>> start
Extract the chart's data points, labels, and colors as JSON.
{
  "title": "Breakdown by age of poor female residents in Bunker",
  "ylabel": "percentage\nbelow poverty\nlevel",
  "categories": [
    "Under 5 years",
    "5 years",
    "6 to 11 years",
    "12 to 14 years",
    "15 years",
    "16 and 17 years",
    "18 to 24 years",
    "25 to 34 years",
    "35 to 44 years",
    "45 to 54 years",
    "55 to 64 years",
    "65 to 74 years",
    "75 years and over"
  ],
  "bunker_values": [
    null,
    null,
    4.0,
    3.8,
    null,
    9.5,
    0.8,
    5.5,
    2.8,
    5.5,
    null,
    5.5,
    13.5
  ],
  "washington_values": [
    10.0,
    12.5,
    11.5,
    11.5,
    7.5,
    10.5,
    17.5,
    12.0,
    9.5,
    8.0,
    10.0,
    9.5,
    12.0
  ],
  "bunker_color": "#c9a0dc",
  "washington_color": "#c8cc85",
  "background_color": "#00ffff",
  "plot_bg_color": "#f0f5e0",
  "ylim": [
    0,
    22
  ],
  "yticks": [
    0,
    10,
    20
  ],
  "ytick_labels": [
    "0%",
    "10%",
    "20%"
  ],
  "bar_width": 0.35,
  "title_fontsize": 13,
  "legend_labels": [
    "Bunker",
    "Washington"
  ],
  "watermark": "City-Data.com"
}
>> end
Exercise instructions:
Write the data back out verbatim.

Full answer:
Extract the chart's data points, labels, and colors as JSON.
{
  "title": "Breakdown by age of poor female residents in Bunker",
  "ylabel": "percentage\nbelow poverty\nlevel",
  "categories": [
    "Under 5 years",
    "5 years",
    "6 to 11 years",
    "12 to 14 years",
    "15 years",
    "16 and 17 years",
    "18 to 24 years",
    "25 to 34 years",
    "35 to 44 years",
    "45 to 54 years",
    "55 to 64 years",
    "65 to 74 years",
    "75 years and over"
  ],
  "bunker_values": [
    null,
    null,
    4.0,
    3.8,
    null,
    9.5,
    0.8,
    5.5,
    2.8,
    5.5,
    null,
    5.5,
    13.5
  ],
  "washington_values": [
    10.0,
    12.5,
    11.5,
    11.5,
    7.5,
    10.5,
    17.5,
    12.0,
    9.5,
    8.0,
    10.0,
    9.5,
    12.0
  ],
  "bunker_color": "#c9a0dc",
  "washington_color": "#c8cc85",
  "background_color": "#00ffff",
  "plot_bg_color": "#f0f5e0",
  "ylim": [
    0,
    22
  ],
  "yticks": [
    0,
    10,
    20
  ],
  "ytick_labels": [
    "0%",
    "10%",
    "20%"
  ],
  "bar_width": 0.35,
  "title_fontsize": 13,
  "legend_labels": [
    "Bunker",
    "Washington"
  ],
  "watermark": "City-Data.com"
}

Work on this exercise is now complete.